___ EXTRACTED MATERIAL ___
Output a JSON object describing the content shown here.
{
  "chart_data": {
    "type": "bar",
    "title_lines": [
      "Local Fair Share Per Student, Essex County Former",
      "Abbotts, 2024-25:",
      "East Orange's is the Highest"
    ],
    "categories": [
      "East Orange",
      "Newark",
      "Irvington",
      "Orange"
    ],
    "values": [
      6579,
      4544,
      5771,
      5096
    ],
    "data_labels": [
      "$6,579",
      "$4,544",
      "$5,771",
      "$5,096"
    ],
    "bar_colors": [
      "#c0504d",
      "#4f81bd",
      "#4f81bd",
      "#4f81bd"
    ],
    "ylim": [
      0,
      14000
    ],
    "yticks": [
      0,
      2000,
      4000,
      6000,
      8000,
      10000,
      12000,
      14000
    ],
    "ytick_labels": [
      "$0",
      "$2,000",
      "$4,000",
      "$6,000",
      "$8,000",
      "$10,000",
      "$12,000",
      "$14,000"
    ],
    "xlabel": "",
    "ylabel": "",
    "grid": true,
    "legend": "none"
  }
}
___
___ EXTRACTED MATERIAL ___
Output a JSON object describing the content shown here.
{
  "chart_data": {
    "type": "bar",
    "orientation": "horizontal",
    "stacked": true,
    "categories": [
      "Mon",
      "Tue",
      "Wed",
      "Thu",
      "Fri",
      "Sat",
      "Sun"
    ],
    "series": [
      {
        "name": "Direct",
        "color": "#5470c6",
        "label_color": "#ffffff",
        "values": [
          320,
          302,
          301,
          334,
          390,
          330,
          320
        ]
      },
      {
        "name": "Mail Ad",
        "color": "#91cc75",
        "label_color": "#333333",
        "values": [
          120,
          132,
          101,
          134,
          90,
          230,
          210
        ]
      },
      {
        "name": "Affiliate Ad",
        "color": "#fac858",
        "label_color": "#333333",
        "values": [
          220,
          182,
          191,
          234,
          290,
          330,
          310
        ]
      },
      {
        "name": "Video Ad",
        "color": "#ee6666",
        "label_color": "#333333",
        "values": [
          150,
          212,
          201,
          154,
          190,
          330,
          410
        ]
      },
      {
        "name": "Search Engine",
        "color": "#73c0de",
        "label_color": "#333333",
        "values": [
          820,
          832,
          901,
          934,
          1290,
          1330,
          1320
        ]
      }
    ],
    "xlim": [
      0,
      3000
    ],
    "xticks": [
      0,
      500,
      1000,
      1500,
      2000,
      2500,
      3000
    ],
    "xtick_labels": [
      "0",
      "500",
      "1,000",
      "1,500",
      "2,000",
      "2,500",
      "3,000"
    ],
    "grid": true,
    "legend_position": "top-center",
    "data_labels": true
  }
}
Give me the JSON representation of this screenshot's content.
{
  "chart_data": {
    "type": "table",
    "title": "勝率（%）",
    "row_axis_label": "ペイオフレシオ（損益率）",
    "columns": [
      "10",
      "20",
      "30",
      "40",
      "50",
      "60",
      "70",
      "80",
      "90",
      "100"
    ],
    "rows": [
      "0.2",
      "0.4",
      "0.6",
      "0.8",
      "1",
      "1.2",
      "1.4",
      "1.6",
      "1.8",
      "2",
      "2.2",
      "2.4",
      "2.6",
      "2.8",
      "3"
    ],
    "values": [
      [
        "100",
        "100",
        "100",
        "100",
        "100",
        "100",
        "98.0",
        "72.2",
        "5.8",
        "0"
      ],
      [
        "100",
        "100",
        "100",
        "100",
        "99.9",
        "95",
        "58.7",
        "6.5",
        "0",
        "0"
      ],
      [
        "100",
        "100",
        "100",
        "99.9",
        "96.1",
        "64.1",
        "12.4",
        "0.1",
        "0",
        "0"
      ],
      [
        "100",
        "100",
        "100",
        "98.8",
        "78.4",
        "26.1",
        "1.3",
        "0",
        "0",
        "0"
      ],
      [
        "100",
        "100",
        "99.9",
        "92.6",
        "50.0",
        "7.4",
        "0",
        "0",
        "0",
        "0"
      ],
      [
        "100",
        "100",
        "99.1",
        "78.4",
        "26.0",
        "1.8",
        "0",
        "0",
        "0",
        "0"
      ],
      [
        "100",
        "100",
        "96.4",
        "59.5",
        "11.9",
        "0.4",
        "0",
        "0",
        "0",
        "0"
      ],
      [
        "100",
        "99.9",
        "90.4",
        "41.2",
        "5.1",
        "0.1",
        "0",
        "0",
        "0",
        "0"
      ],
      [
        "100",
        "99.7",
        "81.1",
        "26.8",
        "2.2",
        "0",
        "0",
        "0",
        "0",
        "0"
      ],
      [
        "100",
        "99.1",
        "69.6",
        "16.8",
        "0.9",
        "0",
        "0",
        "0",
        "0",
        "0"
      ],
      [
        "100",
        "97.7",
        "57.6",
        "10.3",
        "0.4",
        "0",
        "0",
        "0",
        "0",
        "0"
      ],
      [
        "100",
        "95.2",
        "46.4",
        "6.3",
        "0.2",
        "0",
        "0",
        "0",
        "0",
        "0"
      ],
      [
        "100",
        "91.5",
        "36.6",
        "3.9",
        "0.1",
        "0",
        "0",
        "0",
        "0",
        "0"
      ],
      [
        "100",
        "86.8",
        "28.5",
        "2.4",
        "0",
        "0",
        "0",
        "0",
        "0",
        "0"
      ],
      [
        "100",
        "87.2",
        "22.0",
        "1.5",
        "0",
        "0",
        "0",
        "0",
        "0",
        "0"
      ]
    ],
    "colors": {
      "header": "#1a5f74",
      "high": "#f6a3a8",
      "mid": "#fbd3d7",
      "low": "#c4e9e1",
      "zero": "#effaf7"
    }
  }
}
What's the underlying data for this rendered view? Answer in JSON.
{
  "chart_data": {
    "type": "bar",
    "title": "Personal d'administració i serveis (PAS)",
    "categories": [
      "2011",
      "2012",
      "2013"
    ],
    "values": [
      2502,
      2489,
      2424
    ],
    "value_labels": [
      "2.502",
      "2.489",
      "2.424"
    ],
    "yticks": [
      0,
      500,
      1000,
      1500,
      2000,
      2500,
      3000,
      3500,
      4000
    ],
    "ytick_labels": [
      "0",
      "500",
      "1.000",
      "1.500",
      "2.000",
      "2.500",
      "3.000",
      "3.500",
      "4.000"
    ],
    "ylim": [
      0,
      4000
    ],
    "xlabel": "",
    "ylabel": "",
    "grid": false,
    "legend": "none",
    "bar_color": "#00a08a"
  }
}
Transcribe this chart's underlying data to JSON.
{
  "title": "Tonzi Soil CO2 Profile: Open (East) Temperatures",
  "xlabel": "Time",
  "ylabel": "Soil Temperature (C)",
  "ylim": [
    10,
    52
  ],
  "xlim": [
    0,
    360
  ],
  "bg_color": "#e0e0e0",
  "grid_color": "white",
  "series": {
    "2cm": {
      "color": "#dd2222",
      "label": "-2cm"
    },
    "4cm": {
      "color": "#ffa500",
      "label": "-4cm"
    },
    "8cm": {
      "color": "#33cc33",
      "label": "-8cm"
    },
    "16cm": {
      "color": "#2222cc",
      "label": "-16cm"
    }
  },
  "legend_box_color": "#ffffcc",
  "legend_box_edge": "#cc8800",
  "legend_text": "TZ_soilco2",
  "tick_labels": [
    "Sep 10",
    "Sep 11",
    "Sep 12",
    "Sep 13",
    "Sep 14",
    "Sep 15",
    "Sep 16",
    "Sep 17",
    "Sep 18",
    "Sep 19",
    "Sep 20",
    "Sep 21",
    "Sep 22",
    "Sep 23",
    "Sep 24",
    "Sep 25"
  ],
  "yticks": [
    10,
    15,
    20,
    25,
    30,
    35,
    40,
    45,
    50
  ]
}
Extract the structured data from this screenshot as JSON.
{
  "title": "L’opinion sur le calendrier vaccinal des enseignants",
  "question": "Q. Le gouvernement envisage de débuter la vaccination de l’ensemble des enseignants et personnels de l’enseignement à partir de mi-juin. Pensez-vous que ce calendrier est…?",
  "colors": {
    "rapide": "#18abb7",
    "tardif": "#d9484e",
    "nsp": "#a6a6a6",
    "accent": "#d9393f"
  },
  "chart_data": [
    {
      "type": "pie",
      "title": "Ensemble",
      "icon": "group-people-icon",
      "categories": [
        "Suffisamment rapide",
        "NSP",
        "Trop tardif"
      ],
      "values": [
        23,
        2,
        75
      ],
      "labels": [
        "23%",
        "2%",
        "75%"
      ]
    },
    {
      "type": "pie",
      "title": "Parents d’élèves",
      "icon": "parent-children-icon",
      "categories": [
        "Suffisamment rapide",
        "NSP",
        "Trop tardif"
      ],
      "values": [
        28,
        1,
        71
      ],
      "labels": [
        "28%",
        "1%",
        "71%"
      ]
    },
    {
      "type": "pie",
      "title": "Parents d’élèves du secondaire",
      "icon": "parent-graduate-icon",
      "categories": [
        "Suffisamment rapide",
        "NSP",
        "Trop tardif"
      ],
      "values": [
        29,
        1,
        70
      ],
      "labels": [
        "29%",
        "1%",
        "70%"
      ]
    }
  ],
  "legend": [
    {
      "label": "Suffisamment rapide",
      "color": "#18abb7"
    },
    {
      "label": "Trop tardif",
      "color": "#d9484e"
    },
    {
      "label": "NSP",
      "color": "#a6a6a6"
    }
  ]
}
___
___ EXTRACTED MATERIAL ___
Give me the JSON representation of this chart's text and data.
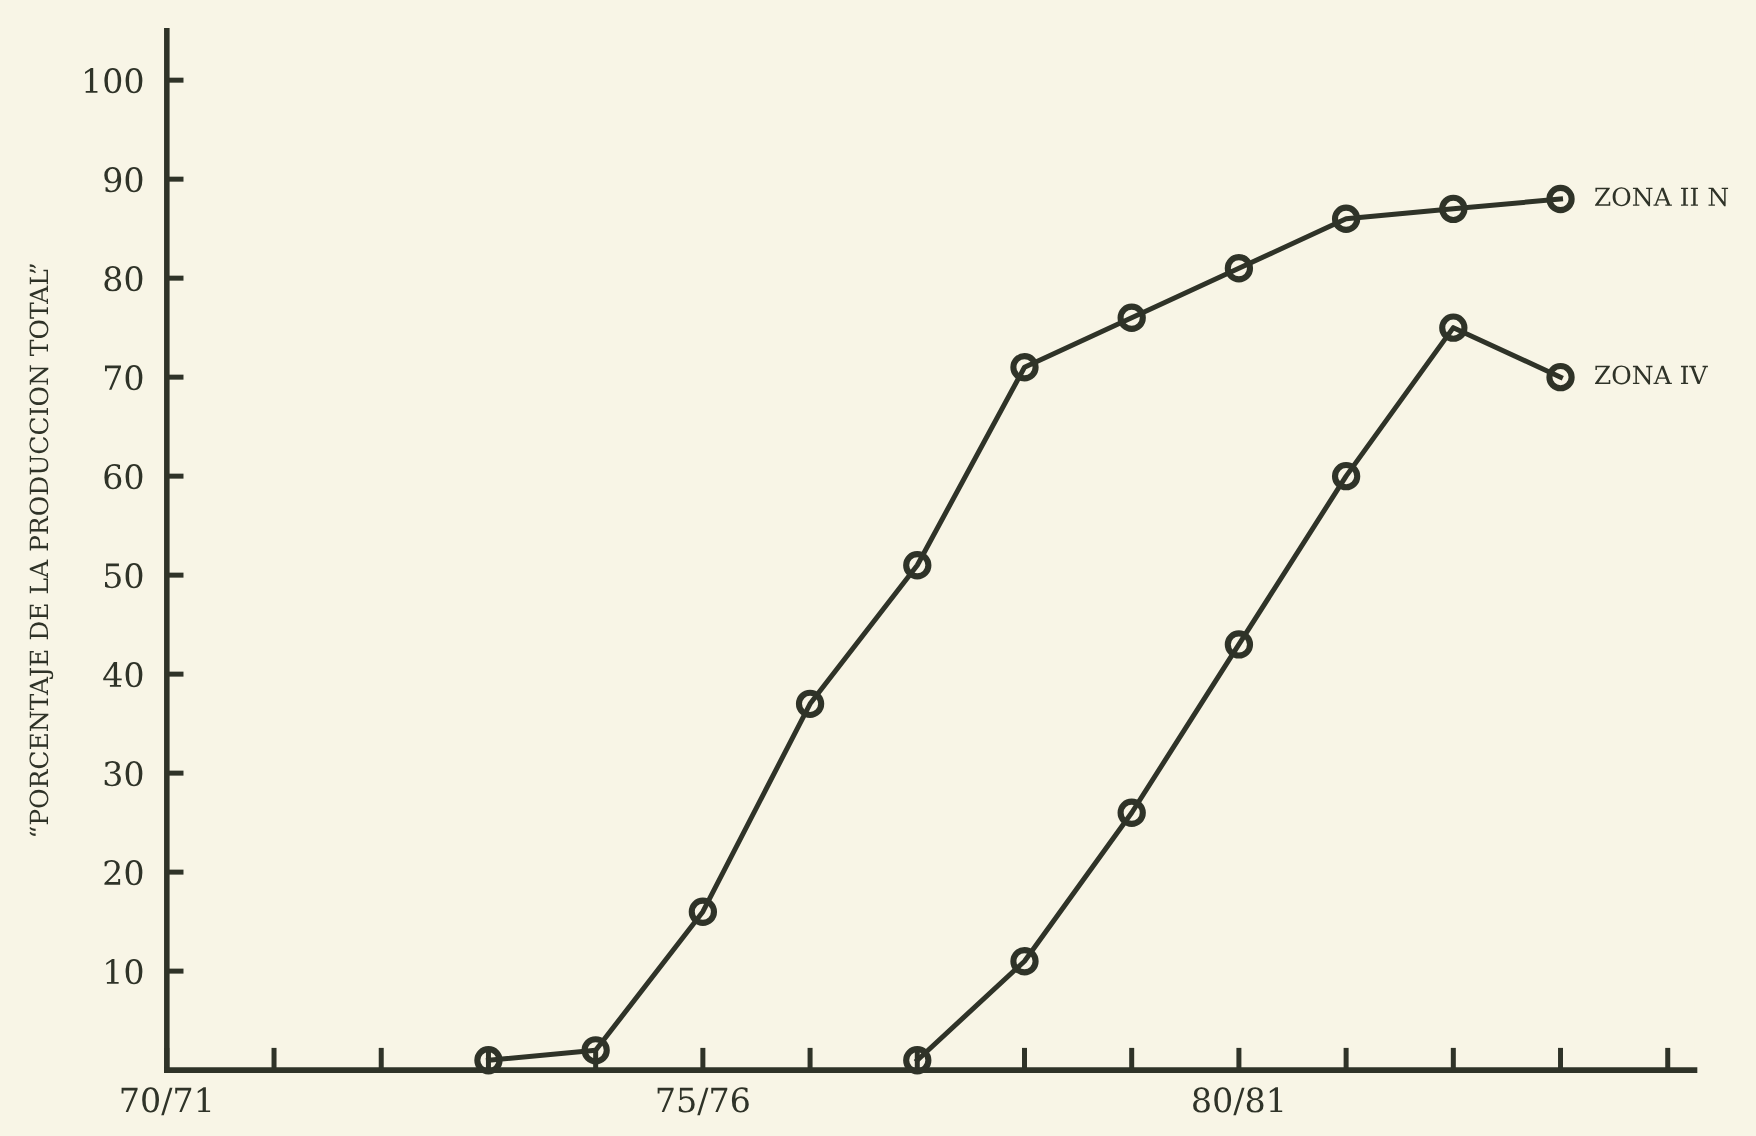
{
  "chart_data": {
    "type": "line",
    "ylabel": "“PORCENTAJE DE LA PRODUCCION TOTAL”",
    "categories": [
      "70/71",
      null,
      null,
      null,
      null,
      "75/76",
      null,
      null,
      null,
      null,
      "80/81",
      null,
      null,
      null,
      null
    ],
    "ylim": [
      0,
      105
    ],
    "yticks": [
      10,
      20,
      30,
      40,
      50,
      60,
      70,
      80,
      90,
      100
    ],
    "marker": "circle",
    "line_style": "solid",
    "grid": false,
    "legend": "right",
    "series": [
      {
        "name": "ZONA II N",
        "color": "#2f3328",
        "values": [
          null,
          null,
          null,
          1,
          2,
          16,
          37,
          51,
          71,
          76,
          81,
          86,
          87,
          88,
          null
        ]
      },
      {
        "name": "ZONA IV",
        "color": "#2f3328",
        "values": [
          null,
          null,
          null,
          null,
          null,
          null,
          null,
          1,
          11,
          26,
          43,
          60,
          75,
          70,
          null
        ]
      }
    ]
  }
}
___
TASK INSTRUCTIONS
Copy out all lines where the word "enseignants" appears.

FULL ANSWER
  "title": "L’opinion sur le calendrier vaccinal des enseignants",
  "question": "Q. Le gouvernement envisage de débuter la vaccination de l’ensemble des enseignants et personnels de l’enseignement à partir de mi-juin. Pensez-vous que ce calendrier est…?",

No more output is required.